■ Work to do ■
Reading the listing below, count the lines that contain the word "JSON" and give that count alone.

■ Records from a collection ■
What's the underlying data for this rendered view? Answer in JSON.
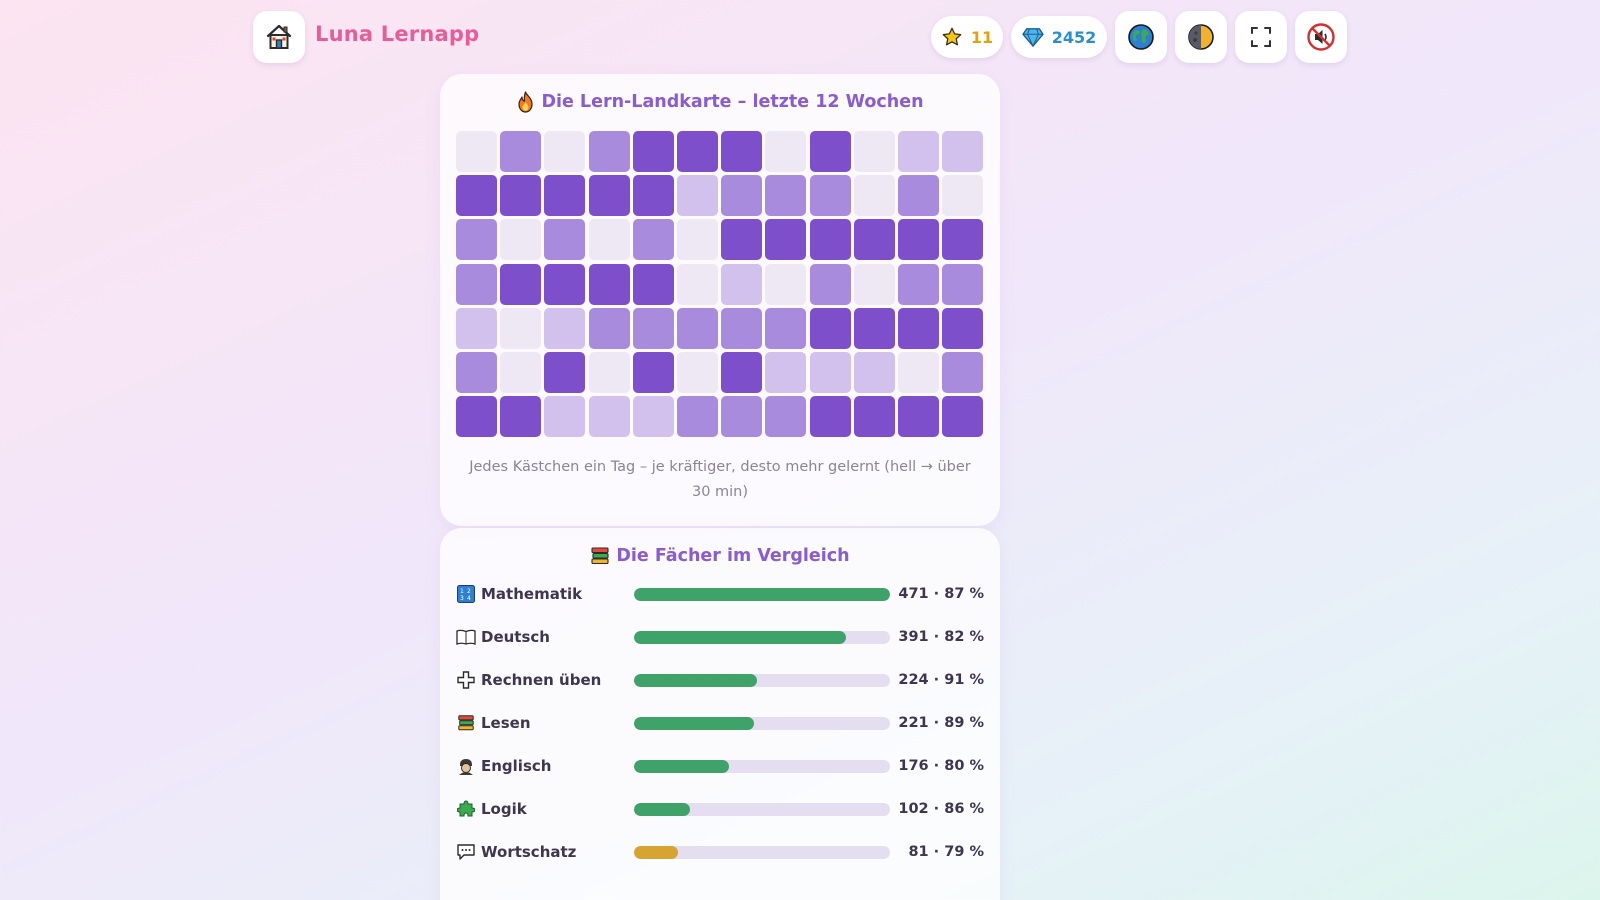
{
  "app": {
    "title": "Luna Lernapp",
    "home_icon": "house-icon"
  },
  "header": {
    "stars": "11",
    "gems": "2452",
    "buttons": [
      "globe-icon",
      "theme-toggle-icon",
      "fullscreen-icon",
      "mute-icon"
    ]
  },
  "colors": {
    "accent": "#8a5cd0",
    "title_pink": "#e75d98",
    "heat_levels": [
      "#eee8f5",
      "#d2c1ec",
      "#a98bdd",
      "#7d4fcb"
    ],
    "bar_green": "#3fa268",
    "bar_gold": "#d6a431"
  },
  "heatmap": {
    "title": "Die Lern-Landkarte – letzte 12 Wochen",
    "icon": "fire-icon",
    "note": "Jedes Kästchen ein Tag – je kräftiger, desto mehr gelernt (hell → über 30 min)",
    "rows": [
      [
        0,
        2,
        0,
        2,
        3,
        3,
        3,
        0,
        3,
        0,
        1,
        1
      ],
      [
        3,
        3,
        3,
        3,
        3,
        1,
        2,
        2,
        2,
        0,
        2,
        0
      ],
      [
        2,
        0,
        2,
        0,
        2,
        0,
        3,
        3,
        3,
        3,
        3,
        3
      ],
      [
        2,
        3,
        3,
        3,
        3,
        0,
        1,
        0,
        2,
        0,
        2,
        2
      ],
      [
        1,
        0,
        1,
        2,
        2,
        2,
        2,
        2,
        3,
        3,
        3,
        3
      ],
      [
        2,
        0,
        3,
        0,
        3,
        0,
        3,
        1,
        1,
        1,
        0,
        2
      ],
      [
        3,
        3,
        1,
        1,
        1,
        2,
        2,
        2,
        3,
        3,
        3,
        3
      ]
    ]
  },
  "subjects": {
    "title": "Die Fächer im Vergleich",
    "icon": "books-icon",
    "items": [
      {
        "name": "Mathematik",
        "icon": "numbers-icon",
        "count": 471,
        "percent": 87,
        "stat": "471 · 87 %",
        "fill": 1.0,
        "color": "green"
      },
      {
        "name": "Deutsch",
        "icon": "open-book-icon",
        "count": 391,
        "percent": 82,
        "stat": "391 · 82 %",
        "fill": 0.83,
        "color": "green"
      },
      {
        "name": "Rechnen üben",
        "icon": "plus-icon",
        "count": 224,
        "percent": 91,
        "stat": "224 · 91 %",
        "fill": 0.48,
        "color": "green"
      },
      {
        "name": "Lesen",
        "icon": "books-icon",
        "count": 221,
        "percent": 89,
        "stat": "221 · 89 %",
        "fill": 0.47,
        "color": "green"
      },
      {
        "name": "Englisch",
        "icon": "guard-icon",
        "count": 176,
        "percent": 80,
        "stat": "176 · 80 %",
        "fill": 0.37,
        "color": "green"
      },
      {
        "name": "Logik",
        "icon": "puzzle-icon",
        "count": 102,
        "percent": 86,
        "stat": "102 · 86 %",
        "fill": 0.22,
        "color": "green"
      },
      {
        "name": "Wortschatz",
        "icon": "speech-bubble-icon",
        "count": 81,
        "percent": 79,
        "stat": "81 · 79 %",
        "fill": 0.17,
        "color": "gold"
      }
    ]
  }
}
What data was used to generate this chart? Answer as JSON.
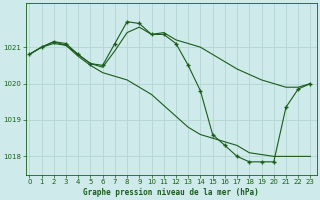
{
  "title": "Graphe pression niveau de la mer (hPa)",
  "bg_color": "#ceeaea",
  "grid_color": "#b8d8d8",
  "line_color": "#1a5c1a",
  "x_min": 0,
  "x_max": 23,
  "y_min": 1017.5,
  "y_max": 1022.2,
  "yticks": [
    1018,
    1019,
    1020,
    1021
  ],
  "xticks": [
    0,
    1,
    2,
    3,
    4,
    5,
    6,
    7,
    8,
    9,
    10,
    11,
    12,
    13,
    14,
    15,
    16,
    17,
    18,
    19,
    20,
    21,
    22,
    23
  ],
  "series": [
    {
      "x": [
        0,
        1,
        2,
        3,
        4,
        5,
        6,
        7,
        8,
        9,
        10,
        11,
        12,
        13,
        14,
        15,
        16,
        17,
        18,
        19,
        20,
        21,
        22,
        23
      ],
      "y": [
        1020.8,
        1021.0,
        1021.15,
        1021.05,
        1020.75,
        1020.5,
        1020.3,
        1020.2,
        1020.1,
        1019.9,
        1019.7,
        1019.4,
        1019.1,
        1018.8,
        1018.6,
        1018.5,
        1018.4,
        1018.3,
        1018.1,
        1018.05,
        1018.0,
        1018.0,
        1018.0,
        1018.0
      ],
      "has_markers": false
    },
    {
      "x": [
        0,
        1,
        2,
        3,
        4,
        5,
        6,
        7,
        8,
        9,
        10,
        11,
        12,
        13,
        14,
        15,
        16,
        17,
        18,
        19,
        20,
        21,
        22,
        23
      ],
      "y": [
        1020.8,
        1021.0,
        1021.15,
        1021.1,
        1020.8,
        1020.55,
        1020.5,
        1021.1,
        1021.7,
        1021.65,
        1021.35,
        1021.35,
        1021.1,
        1020.5,
        1019.8,
        1018.6,
        1018.3,
        1018.0,
        1017.85,
        1017.85,
        1017.85,
        1019.35,
        1019.85,
        1020.0
      ],
      "has_markers": true
    },
    {
      "x": [
        0,
        1,
        2,
        3,
        4,
        5,
        6,
        7,
        8,
        9,
        10,
        11,
        12,
        13,
        14,
        15,
        16,
        17,
        18,
        19,
        20,
        21,
        22,
        23
      ],
      "y": [
        1020.8,
        1021.0,
        1021.1,
        1021.05,
        1020.8,
        1020.55,
        1020.45,
        1020.9,
        1021.4,
        1021.55,
        1021.35,
        1021.4,
        1021.2,
        1021.1,
        1021.0,
        1020.8,
        1020.6,
        1020.4,
        1020.25,
        1020.1,
        1020.0,
        1019.9,
        1019.9,
        1020.0
      ],
      "has_markers": false
    }
  ]
}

■ Written answer ■
2